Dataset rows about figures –
-*-*-

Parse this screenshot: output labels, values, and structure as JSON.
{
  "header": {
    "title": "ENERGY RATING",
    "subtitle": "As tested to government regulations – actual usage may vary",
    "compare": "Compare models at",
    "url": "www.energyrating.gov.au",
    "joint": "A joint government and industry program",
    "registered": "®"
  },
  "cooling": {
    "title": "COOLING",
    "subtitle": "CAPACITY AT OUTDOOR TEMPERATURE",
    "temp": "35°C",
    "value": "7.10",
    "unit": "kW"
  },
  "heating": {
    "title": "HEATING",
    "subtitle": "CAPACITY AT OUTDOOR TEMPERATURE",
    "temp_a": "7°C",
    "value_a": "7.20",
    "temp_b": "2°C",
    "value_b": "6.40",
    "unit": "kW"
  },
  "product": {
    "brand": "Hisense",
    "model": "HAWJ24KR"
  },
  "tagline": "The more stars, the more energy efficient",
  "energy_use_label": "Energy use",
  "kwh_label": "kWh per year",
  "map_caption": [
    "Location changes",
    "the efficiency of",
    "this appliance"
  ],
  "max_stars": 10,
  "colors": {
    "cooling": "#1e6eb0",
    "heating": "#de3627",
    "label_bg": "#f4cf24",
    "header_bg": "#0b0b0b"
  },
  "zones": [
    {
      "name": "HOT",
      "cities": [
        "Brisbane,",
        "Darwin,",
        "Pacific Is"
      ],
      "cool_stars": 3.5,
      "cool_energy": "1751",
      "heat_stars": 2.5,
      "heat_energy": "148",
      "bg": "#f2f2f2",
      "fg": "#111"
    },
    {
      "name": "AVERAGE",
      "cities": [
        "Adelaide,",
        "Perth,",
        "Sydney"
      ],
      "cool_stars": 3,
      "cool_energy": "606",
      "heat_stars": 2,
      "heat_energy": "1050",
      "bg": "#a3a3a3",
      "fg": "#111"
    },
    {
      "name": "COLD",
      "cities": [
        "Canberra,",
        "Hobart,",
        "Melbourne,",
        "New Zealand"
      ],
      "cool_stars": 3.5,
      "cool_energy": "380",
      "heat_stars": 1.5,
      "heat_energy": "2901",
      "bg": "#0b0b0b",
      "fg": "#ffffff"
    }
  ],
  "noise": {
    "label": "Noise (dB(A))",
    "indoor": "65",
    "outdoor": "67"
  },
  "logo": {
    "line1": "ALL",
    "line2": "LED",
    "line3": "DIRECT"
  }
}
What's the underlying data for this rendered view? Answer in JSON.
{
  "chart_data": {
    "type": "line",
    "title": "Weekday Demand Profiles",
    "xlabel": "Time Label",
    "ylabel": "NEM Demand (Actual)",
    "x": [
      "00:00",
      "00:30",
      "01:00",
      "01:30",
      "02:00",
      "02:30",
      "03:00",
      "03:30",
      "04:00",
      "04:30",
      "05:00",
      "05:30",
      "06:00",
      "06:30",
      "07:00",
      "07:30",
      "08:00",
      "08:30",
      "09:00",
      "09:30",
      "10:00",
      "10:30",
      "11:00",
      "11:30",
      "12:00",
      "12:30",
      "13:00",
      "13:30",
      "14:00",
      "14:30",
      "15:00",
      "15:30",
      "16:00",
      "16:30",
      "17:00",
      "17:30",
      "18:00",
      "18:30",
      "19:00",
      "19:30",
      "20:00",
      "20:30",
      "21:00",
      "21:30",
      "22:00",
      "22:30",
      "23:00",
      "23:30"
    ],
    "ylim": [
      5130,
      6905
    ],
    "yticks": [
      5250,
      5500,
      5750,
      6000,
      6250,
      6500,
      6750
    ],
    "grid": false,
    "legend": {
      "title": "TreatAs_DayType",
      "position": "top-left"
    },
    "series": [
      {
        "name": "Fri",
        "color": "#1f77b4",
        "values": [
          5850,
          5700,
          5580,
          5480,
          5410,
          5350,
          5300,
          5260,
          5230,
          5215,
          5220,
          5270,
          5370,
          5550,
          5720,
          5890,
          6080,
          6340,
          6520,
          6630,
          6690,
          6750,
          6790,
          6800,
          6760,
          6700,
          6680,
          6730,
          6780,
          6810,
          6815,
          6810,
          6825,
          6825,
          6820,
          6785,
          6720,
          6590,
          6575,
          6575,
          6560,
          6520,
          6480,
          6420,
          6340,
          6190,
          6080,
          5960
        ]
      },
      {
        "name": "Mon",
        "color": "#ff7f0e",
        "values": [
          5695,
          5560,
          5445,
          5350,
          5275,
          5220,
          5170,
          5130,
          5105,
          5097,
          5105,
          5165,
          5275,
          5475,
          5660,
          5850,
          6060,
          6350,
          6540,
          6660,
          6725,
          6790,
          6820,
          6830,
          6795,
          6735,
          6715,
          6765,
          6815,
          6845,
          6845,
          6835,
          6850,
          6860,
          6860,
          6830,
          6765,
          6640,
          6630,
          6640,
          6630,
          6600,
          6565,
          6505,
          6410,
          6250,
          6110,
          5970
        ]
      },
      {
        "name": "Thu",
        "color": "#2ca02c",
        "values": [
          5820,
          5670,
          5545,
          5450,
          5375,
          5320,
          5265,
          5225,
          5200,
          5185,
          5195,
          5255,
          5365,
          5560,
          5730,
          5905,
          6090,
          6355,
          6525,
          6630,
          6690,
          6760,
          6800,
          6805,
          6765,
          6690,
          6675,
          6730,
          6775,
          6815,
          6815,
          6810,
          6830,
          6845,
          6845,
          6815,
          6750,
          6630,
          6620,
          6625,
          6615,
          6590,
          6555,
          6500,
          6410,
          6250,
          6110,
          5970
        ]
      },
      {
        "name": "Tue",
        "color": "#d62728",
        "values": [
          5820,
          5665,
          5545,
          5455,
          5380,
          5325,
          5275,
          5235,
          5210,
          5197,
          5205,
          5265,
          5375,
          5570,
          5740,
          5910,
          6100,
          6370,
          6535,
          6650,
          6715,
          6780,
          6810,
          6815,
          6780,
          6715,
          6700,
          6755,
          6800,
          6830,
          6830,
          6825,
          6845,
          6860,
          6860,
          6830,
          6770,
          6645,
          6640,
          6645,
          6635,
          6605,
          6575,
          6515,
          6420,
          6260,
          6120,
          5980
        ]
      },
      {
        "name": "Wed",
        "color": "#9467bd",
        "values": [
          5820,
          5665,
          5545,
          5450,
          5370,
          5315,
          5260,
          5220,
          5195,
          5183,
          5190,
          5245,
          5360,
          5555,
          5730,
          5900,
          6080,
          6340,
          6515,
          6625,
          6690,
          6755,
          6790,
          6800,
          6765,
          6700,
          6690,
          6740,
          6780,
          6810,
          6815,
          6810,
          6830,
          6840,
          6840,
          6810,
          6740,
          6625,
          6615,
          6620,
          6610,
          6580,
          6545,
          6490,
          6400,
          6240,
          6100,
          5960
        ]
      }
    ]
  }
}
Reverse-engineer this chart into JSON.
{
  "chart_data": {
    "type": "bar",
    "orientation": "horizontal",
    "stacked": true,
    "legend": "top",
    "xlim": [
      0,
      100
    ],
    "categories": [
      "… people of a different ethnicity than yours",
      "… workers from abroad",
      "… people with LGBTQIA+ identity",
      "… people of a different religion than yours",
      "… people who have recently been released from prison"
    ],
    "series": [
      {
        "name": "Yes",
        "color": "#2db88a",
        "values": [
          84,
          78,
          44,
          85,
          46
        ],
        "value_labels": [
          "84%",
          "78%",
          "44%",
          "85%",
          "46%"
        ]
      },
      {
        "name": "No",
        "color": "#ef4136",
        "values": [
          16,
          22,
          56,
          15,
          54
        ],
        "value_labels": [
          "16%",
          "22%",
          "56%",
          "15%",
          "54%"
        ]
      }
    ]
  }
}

-*-*-

Your task is to repeat each line of the material exactly.

Parse this screenshot: output labels, values, and structure as JSON.
{
  "header": {
    "title": "ENERGY RATING",
    "subtitle": "As tested to government regulations – actual usage may vary",
    "compare": "Compare models at",
    "url": "www.energyrating.gov.au",
    "joint": "A joint government and industry program",
    "registered": "®"
  },
  "cooling": {
    "title": "COOLING",
    "subtitle": "CAPACITY AT OUTDOOR TEMPERATURE",
    "temp": "35°C",
    "value": "7.10",
    "unit": "kW"
  },
  "heating": {
    "title": "HEATING",
    "subtitle": "CAPACITY AT OUTDOOR TEMPERATURE",
    "temp_a": "7°C",
    "value_a": "7.20",
    "temp_b": "2°C",
    "value_b": "6.40",
    "unit": "kW"
  },
  "product": {
    "brand": "Hisense",
    "model": "HAWJ24KR"
  },
  "tagline": "The more stars, the more energy efficient",
  "energy_use_label": "Energy use",
  "kwh_label": "kWh per year",
  "map_caption": [
    "Location changes",
    "the efficiency of",
    "this appliance"
  ],
  "max_stars": 10,
  "colors": {
    "cooling": "#1e6eb0",
    "heating": "#de3627",
    "label_bg": "#f4cf24",
    "header_bg": "#0b0b0b"
  },
  "zones": [
    {
      "name": "HOT",
      "cities": [
        "Brisbane,",
        "Darwin,",
        "Pacific Is"
      ],
      "cool_stars": 3.5,
      "cool_energy": "1751",
      "heat_stars": 2.5,
      "heat_energy": "148",
      "bg": "#f2f2f2",
      "fg": "#111"
    },
    {
      "name": "AVERAGE",
      "cities": [
        "Adelaide,",
        "Perth,",
        "Sydney"
      ],
      "cool_stars": 3,
      "cool_energy": "606",
      "heat_stars": 2,
      "heat_energy": "1050",
      "bg": "#a3a3a3",
      "fg": "#111"
    },
    {
      "name": "COLD",
      "cities": [
        "Canberra,",
        "Hobart,",
        "Melbourne,",
        "New Zealand"
      ],
      "cool_stars": 3.5,
      "cool_energy": "380",
      "heat_stars": 1.5,
      "heat_energy": "2901",
      "bg": "#0b0b0b",
      "fg": "#ffffff"
    }
  ],
  "noise": {
    "label": "Noise (dB(A))",
    "indoor": "65",
    "outdoor": "67"
  },
  "logo": {
    "line1": "ALL",
    "line2": "LED",
    "line3": "DIRECT"
  }
}
What's the underlying data for this rendered view? Answer in JSON.
{
  "chart_data": {
    "type": "line",
    "title": "Weekday Demand Profiles",
    "xlabel": "Time Label",
    "ylabel": "NEM Demand (Actual)",
    "x": [
      "00:00",
      "00:30",
      "01:00",
      "01:30",
      "02:00",
      "02:30",
      "03:00",
      "03:30",
      "04:00",
      "04:30",
      "05:00",
      "05:30",
      "06:00",
      "06:30",
      "07:00",
      "07:30",
      "08:00",
      "08:30",
      "09:00",
      "09:30",
      "10:00",
      "10:30",
      "11:00",
      "11:30",
      "12:00",
      "12:30",
      "13:00",
      "13:30",
      "14:00",
      "14:30",
      "15:00",
      "15:30",
      "16:00",
      "16:30",
      "17:00",
      "17:30",
      "18:00",
      "18:30",
      "19:00",
      "19:30",
      "20:00",
      "20:30",
      "21:00",
      "21:30",
      "22:00",
      "22:30",
      "23:00",
      "23:30"
    ],
    "ylim": [
      5130,
      6905
    ],
    "yticks": [
      5250,
      5500,
      5750,
      6000,
      6250,
      6500,
      6750
    ],
    "grid": false,
    "legend": {
      "title": "TreatAs_DayType",
      "position": "top-left"
    },
    "series": [
      {
        "name": "Fri",
        "color": "#1f77b4",
        "values": [
          5850,
          5700,
          5580,
          5480,
          5410,
          5350,
          5300,
          5260,
          5230,
          5215,
          5220,
          5270,
          5370,
          5550,
          5720,
          5890,
          6080,
          6340,
          6520,
          6630,
          6690,
          6750,
          6790,
          6800,
          6760,
          6700,
          6680,
          6730,
          6780,
          6810,
          6815,
          6810,
          6825,
          6825,
          6820,
          6785,
          6720,
          6590,
          6575,
          6575,
          6560,
          6520,
          6480,
          6420,
          6340,
          6190,
          6080,
          5960
        ]
      },
      {
        "name": "Mon",
        "color": "#ff7f0e",
        "values": [
          5695,
          5560,
          5445,
          5350,
          5275,
          5220,
          5170,
          5130,
          5105,
          5097,
          5105,
          5165,
          5275,
          5475,
          5660,
          5850,
          6060,
          6350,
          6540,
          6660,
          6725,
          6790,
          6820,
          6830,
          6795,
          6735,
          6715,
          6765,
          6815,
          6845,
          6845,
          6835,
          6850,
          6860,
          6860,
          6830,
          6765,
          6640,
          6630,
          6640,
          6630,
          6600,
          6565,
          6505,
          6410,
          6250,
          6110,
          5970
        ]
      },
      {
        "name": "Thu",
        "color": "#2ca02c",
        "values": [
          5820,
          5670,
          5545,
          5450,
          5375,
          5320,
          5265,
          5225,
          5200,
          5185,
          5195,
          5255,
          5365,
          5560,
          5730,
          5905,
          6090,
          6355,
          6525,
          6630,
          6690,
          6760,
          6800,
          6805,
          6765,
          6690,
          6675,
          6730,
          6775,
          6815,
          6815,
          6810,
          6830,
          6845,
          6845,
          6815,
          6750,
          6630,
          6620,
          6625,
          6615,
          6590,
          6555,
          6500,
          6410,
          6250,
          6110,
          5970
        ]
      },
      {
        "name": "Tue",
        "color": "#d62728",
        "values": [
          5820,
          5665,
          5545,
          5455,
          5380,
          5325,
          5275,
          5235,
          5210,
          5197,
          5205,
          5265,
          5375,
          5570,
          5740,
          5910,
          6100,
          6370,
          6535,
          6650,
          6715,
          6780,
          6810,
          6815,
          6780,
          6715,
          6700,
          6755,
          6800,
          6830,
          6830,
          6825,
          6845,
          6860,
          6860,
          6830,
          6770,
          6645,
          6640,
          6645,
          6635,
          6605,
          6575,
          6515,
          6420,
          6260,
          6120,
          5980
        ]
      },
      {
        "name": "Wed",
        "color": "#9467bd",
        "values": [
          5820,
          5665,
          5545,
          5450,
          5370,
          5315,
          5260,
          5220,
          5195,
          5183,
          5190,
          5245,
          5360,
          5555,
          5730,
          5900,
          6080,
          6340,
          6515,
          6625,
          6690,
          6755,
          6790,
          6800,
          6765,
          6700,
          6690,
          6740,
          6780,
          6810,
          6815,
          6810,
          6830,
          6840,
          6840,
          6810,
          6740,
          6625,
          6615,
          6620,
          6610,
          6580,
          6545,
          6490,
          6400,
          6240,
          6100,
          5960
        ]
      }
    ]
  }
}
Reverse-engineer this chart into JSON.
{
  "chart_data": {
    "type": "bar",
    "orientation": "horizontal",
    "stacked": true,
    "legend": "top",
    "xlim": [
      0,
      100
    ],
    "categories": [
      "… people of a different ethnicity than yours",
      "… workers from abroad",
      "… people with LGBTQIA+ identity",
      "… people of a different religion than yours",
      "… people who have recently been released from prison"
    ],
    "series": [
      {
        "name": "Yes",
        "color": "#2db88a",
        "values": [
          84,
          78,
          44,
          85,
          46
        ],
        "value_labels": [
          "84%",
          "78%",
          "44%",
          "85%",
          "46%"
        ]
      },
      {
        "name": "No",
        "color": "#ef4136",
        "values": [
          16,
          22,
          56,
          15,
          54
        ],
        "value_labels": [
          "16%",
          "22%",
          "56%",
          "15%",
          "54%"
        ]
      }
    ]
  }
}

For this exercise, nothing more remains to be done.